• _DOCUMENT EXCERPT_

========

[MPlayer-dev-eng] [PATCH] A new ASS renderer

Reimar Döffinger Reimar.Doeffinger at gmx.de
Sun Sep 23 16:10:28 CEST 2012


On Sun, Sep 23, 2012 at 04:01:27PM +0200, wm4 wrote:
> On Sun, 23 Sep 2012 15:30:54 +0200
> Reimar Döffinger <Reimar.Doeffinger at gmx.de> wrote:
> 
> > I disagree. Only libass can e.g. look ahead and pool glyphs by how
> > often they will be used in the future just as an example.
> > It also can speed up libass itself by reducing allocations/frees if it
> > pools the glyphs.
> 
> libass does cache glyphs. Actually, you could say libass is one big
> cache: libass parses/layouts/renders subtitle events every frame again.
> But it's fast, because expensive operations (rendering fonts to
> bitmaps) are cached.

It caches to avoid rendering the glyphs, it does not cache them to
minimize processing or even cache usage.
The latter requires that glyphs that are used together are grouped
together.

========

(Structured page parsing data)

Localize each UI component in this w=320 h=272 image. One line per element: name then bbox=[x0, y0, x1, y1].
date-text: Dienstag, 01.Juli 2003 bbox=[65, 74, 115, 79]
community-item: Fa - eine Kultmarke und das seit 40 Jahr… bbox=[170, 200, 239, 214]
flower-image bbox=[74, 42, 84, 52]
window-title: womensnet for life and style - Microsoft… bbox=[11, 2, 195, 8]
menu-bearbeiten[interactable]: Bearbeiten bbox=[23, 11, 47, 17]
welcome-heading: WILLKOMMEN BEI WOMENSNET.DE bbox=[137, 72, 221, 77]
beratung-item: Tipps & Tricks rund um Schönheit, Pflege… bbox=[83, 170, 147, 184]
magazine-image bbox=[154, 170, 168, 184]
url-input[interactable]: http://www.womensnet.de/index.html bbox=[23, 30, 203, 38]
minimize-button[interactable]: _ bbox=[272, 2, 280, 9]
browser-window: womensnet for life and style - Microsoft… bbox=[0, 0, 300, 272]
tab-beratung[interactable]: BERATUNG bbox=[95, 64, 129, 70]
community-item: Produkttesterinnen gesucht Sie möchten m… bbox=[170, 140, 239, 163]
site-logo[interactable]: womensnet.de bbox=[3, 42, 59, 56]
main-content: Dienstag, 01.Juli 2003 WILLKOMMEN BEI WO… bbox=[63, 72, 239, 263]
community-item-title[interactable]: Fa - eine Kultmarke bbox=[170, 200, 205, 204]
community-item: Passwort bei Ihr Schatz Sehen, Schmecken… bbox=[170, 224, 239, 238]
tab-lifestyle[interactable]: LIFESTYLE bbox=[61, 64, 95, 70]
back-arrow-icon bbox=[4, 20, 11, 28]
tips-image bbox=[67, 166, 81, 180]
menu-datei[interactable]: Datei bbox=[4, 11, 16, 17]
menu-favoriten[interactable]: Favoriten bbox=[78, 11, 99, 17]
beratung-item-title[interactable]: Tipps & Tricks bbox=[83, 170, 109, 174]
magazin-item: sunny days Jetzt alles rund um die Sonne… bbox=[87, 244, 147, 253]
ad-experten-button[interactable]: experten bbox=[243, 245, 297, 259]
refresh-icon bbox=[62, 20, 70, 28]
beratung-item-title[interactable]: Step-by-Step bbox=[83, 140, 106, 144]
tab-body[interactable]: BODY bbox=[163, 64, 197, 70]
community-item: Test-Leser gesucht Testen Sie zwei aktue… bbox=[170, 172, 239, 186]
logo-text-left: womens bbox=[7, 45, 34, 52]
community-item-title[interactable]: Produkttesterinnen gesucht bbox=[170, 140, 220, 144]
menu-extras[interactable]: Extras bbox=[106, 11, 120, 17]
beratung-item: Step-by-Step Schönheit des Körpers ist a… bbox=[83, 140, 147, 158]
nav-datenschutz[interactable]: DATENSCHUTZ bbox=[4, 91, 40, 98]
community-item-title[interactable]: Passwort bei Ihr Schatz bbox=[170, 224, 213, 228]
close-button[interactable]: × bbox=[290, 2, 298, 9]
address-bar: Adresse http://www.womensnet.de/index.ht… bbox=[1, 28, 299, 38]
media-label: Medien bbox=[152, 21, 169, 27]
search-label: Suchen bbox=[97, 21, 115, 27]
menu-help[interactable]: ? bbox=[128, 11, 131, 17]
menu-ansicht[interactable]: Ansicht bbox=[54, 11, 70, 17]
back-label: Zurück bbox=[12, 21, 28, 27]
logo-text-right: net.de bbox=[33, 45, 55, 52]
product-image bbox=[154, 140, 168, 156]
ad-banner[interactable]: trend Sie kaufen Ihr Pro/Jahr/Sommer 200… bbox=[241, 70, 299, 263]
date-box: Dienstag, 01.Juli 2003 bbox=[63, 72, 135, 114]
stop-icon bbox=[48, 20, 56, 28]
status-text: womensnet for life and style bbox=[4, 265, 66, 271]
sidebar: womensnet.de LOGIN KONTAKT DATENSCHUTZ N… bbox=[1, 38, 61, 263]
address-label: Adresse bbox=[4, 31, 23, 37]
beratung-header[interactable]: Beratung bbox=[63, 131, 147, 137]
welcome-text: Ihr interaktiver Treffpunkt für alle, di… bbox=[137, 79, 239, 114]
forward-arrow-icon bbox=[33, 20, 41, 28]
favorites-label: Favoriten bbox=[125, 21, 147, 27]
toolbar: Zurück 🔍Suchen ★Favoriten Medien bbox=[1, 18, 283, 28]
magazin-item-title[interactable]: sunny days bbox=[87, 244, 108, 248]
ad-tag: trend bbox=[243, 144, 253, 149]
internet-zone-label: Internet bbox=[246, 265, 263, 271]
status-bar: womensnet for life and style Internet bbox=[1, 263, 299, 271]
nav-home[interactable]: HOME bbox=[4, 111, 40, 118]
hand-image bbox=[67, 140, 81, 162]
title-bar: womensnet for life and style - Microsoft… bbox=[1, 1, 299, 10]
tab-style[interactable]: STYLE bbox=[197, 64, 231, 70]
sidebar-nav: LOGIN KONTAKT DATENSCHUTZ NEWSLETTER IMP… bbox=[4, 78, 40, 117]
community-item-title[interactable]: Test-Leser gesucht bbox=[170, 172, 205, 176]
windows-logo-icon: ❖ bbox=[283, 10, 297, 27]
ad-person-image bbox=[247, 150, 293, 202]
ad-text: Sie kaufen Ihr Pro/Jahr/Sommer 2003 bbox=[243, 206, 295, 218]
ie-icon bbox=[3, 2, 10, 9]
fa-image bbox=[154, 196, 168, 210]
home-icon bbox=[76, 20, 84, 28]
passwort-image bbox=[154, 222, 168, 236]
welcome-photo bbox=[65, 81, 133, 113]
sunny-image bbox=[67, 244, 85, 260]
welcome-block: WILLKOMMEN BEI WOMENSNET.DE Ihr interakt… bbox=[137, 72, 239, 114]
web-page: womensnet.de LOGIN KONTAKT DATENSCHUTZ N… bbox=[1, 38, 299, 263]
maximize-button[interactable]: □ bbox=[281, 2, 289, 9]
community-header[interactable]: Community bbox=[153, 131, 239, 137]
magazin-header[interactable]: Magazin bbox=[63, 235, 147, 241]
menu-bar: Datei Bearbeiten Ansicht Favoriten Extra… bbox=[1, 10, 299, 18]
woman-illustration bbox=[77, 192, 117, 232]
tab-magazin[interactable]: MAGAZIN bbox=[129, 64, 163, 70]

========

• _DIRECTIONS_
(1) In the mailing list post about the ASS renderer, what explanation does wm4 give for why libass is fast even though it processes subtitle events again every frame?
(2) Continue the mailing list post about the ASS renderer from the point where it stops.

• _RESULTS IN ORDER_
(1) Expensive operations, such as rendering fonts to bitmaps, are cached.

(2)
> But I think in conclusion, all of this is relatively worthless. Even
> with very complicated subtitles, the time spent in the freetype
> renderer is much higher than that in vf_ass or on the GPU.

You missed the point. The point is not to speed up the freetype
rendering but to speed up processing: by getting the data in nice
big blocks that are easy to process with SIMD instructions and/or
require few texture uploads without possibly processing data of which
you don't actually need 90% for the current frame.
The when running on the GPU, the alpha blending does not take any
relevant amount of time, what breaks the GPU render's neck is when
it has to upload 10000 2x2 images that are then stored in 10000
different textures.

> > Only libass can e.g. look ahead
> 
> You could easily request a frame from the future from libass, provided
> libass has received all necessary subtitle packets. The rendering
> interface takes a time value.

That is useless, since what you need is to have all glyphs that are used
repeatedly in future frames are stored together in a shared memory area
(and preferably without introducing yet another memcpy),
whereas all that are used only a few times are not there but still
grouped together so they can be processed in one go.